--- START ---

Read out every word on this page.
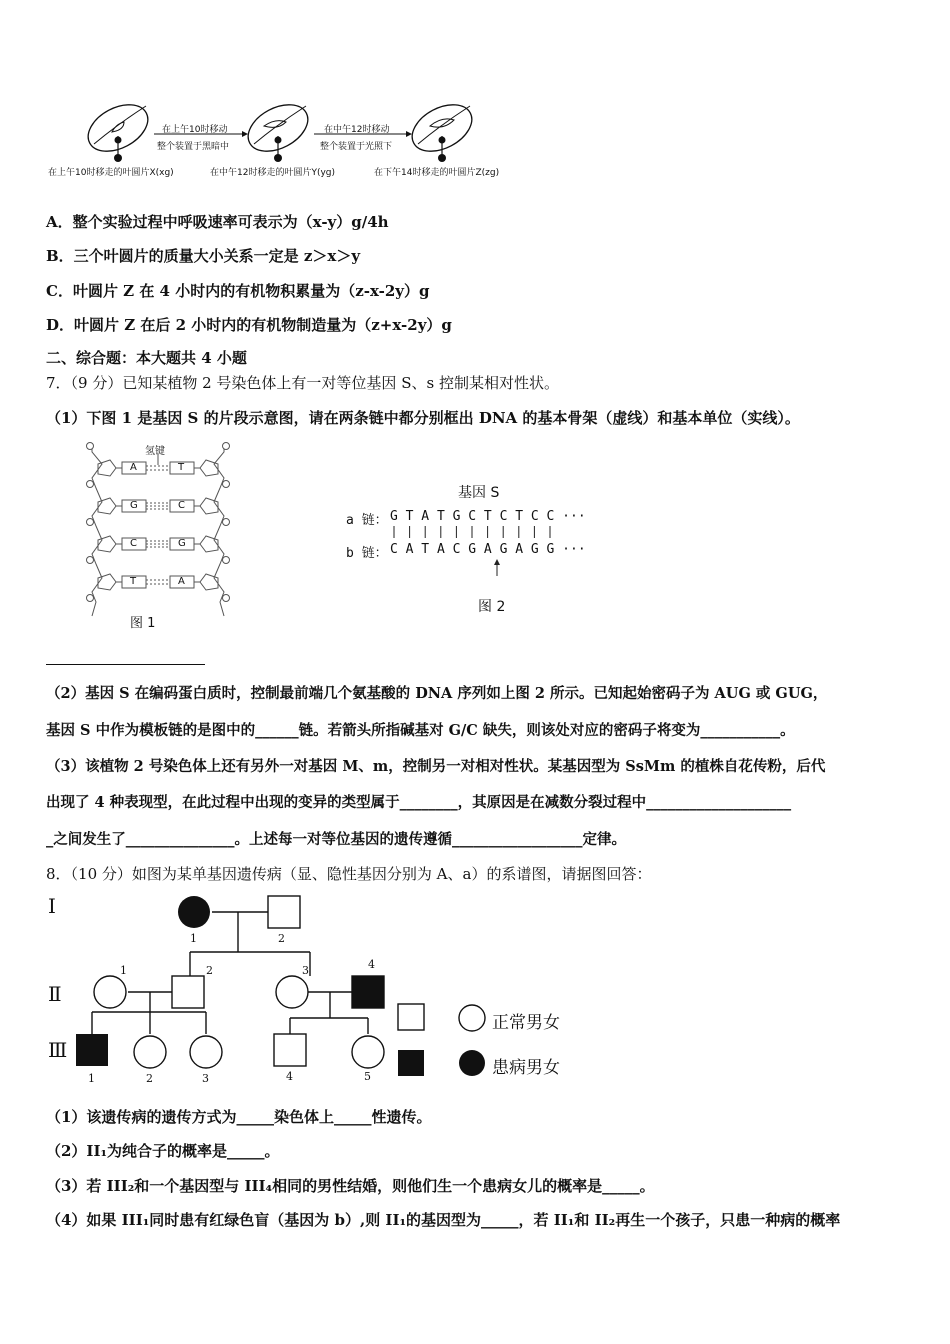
在上午10时移动
整个装置于黑暗中
在中午12时移动
整个装置于光照下
在上午10时移走的叶圆片X(xg)	在中午12时移走的叶圆片Y(yg)	在下午14时移走的叶圆片Z(zg)
A．整个实验过程中呼吸速率可表示为（x-y）g/4h
B．三个叶圆片的质量大小关系一定是 z＞x＞y
C．叶圆片 Z 在 4 小时内的有机物积累量为（z-x-2y）g
D．叶圆片 Z 在后 2 小时内的有机物制造量为（z+x-2y）g
二、综合题：本大题共 4 小题
7．（9 分）已知某植物 2 号染色体上有一对等位基因 S、s 控制某相对性状。
（1）下图 1 是基因 S 的片段示意图，请在两条链中都分别框出 DNA 的基本骨架（虚线）和基本单位（实线）。
氢键
A	T
G	C
C	G
T	A
图 1
基因 S
a 链： G T A T G C T C T C C ···
b 链： C A T A C G A G A G G ···
图 2
（2）基因 S 在编码蛋白质时，控制最前端几个氨基酸的 DNA 序列如上图 2 所示。已知起始密码子为 AUG 或 GUG，
基因 S 中作为模板链的是图中的______链。若箭头所指碱基对 G/C 缺失，则该处对应的密码子将变为___________。
（3）该植物 2 号染色体上还有另外一对基因 M、m，控制另一对相对性状。某基因型为 SsMm 的植株自花传粉，后代
出现了 4 种表现型，在此过程中出现的变异的类型属于________，其原因是在减数分裂过程中____________________
_之间发生了_______________。上述每一对等位基因的遗传遵循__________________定律。
8．（10 分）如图为某单基因遗传病（显、隐性基因分别为 A、a）的系谱图，请据图回答：
Ⅰ
Ⅱ
Ⅲ
1	2
1	2	3	4
1	2	3	4	5
正常男女
患病男女
（1）该遗传病的遗传方式为_____染色体上_____性遗传。
（2）II₁为纯合子的概率是_____。
（3）若 III₂和一个基因型与 III₄相同的男性结婚，则他们生一个患病女儿的概率是_____。
（4）如果 III₁同时患有红绿色盲（基因为 b）,则 II₁的基因型为_____，若 II₁和 II₂再生一个孩子，只患一种病的概率
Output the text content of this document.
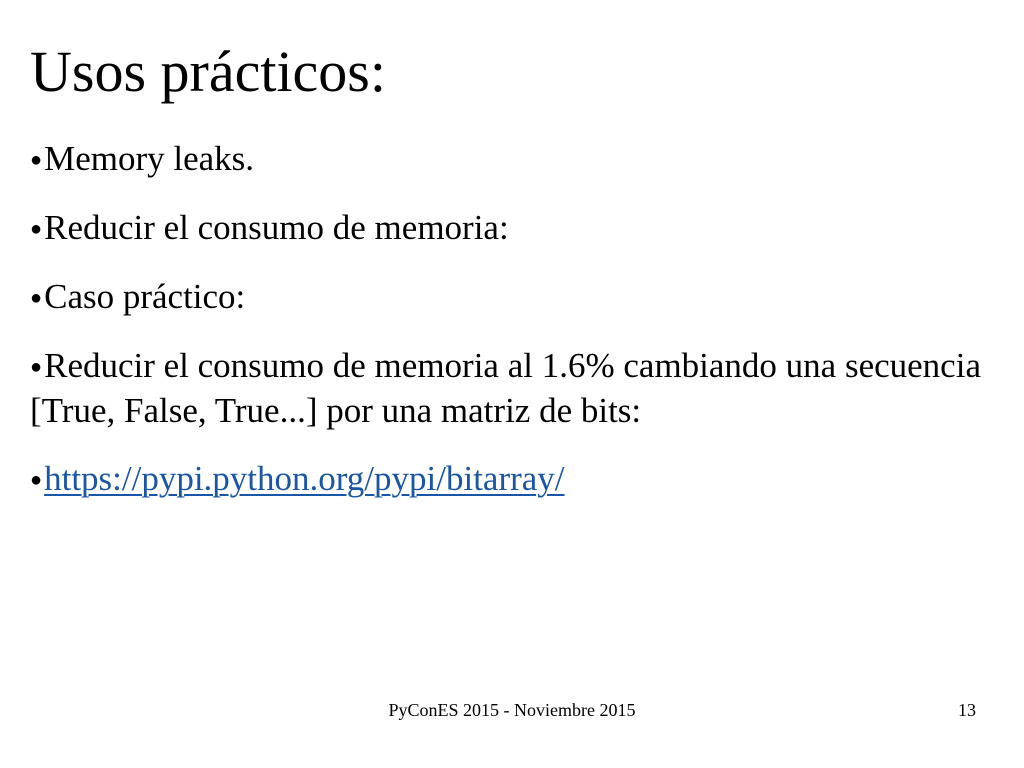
Usos prácticos:
●Memory leaks.
●Reducir el consumo de memoria:
●Caso práctico:
●Reducir el consumo de memoria al 1.6% cambiando una secuencia [True, False, True...] por una matriz de bits:
●https://pypi.python.org/pypi/bitarray/
PyConES 2015 - Noviembre 2015	13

--- END ---

Exercise objective:
Return each line of the data, keeping its wording exact and omitting pictures.

Final answer:
Read out every word on this page.
在上午10时移动
整个装置于黑暗中
在中午12时移动
整个装置于光照下
在上午10时移走的叶圆片X(xg)	在中午12时移走的叶圆片Y(yg)	在下午14时移走的叶圆片Z(zg)
A．整个实验过程中呼吸速率可表示为（x-y）g/4h
B．三个叶圆片的质量大小关系一定是 z＞x＞y
C．叶圆片 Z 在 4 小时内的有机物积累量为（z-x-2y）g
D．叶圆片 Z 在后 2 小时内的有机物制造量为（z+x-2y）g
二、综合题：本大题共 4 小题
7．（9 分）已知某植物 2 号染色体上有一对等位基因 S、s 控制某相对性状。
（1）下图 1 是基因 S 的片段示意图，请在两条链中都分别框出 DNA 的基本骨架（虚线）和基本单位（实线）。
氢键
A	T
G	C
C	G
T	A
图 1
基因 S
a 链： G T A T G C T C T C C ···
b 链： C A T A C G A G A G G ···
图 2
（2）基因 S 在编码蛋白质时，控制最前端几个氨基酸的 DNA 序列如上图 2 所示。已知起始密码子为 AUG 或 GUG，
基因 S 中作为模板链的是图中的______链。若箭头所指碱基对 G/C 缺失，则该处对应的密码子将变为___________。
（3）该植物 2 号染色体上还有另外一对基因 M、m，控制另一对相对性状。某基因型为 SsMm 的植株自花传粉，后代
出现了 4 种表现型，在此过程中出现的变异的类型属于________，其原因是在减数分裂过程中____________________
_之间发生了_______________。上述每一对等位基因的遗传遵循__________________定律。
8．（10 分）如图为某单基因遗传病（显、隐性基因分别为 A、a）的系谱图，请据图回答：
Ⅰ
Ⅱ
Ⅲ
1	2
1	2	3	4
1	2	3	4	5
正常男女
患病男女
（1）该遗传病的遗传方式为_____染色体上_____性遗传。
（2）II₁为纯合子的概率是_____。
（3）若 III₂和一个基因型与 III₄相同的男性结婚，则他们生一个患病女儿的概率是_____。
（4）如果 III₁同时患有红绿色盲（基因为 b）,则 II₁的基因型为_____，若 II₁和 II₂再生一个孩子，只患一种病的概率
Output the text content of this document.
Usos prácticos:
●Memory leaks.
●Reducir el consumo de memoria:
●Caso práctico:
●Reducir el consumo de memoria al 1.6% cambiando una secuencia [True, False, True...] por una matriz de bits:
●https://pypi.python.org/pypi/bitarray/
PyConES 2015 - Noviembre 2015	13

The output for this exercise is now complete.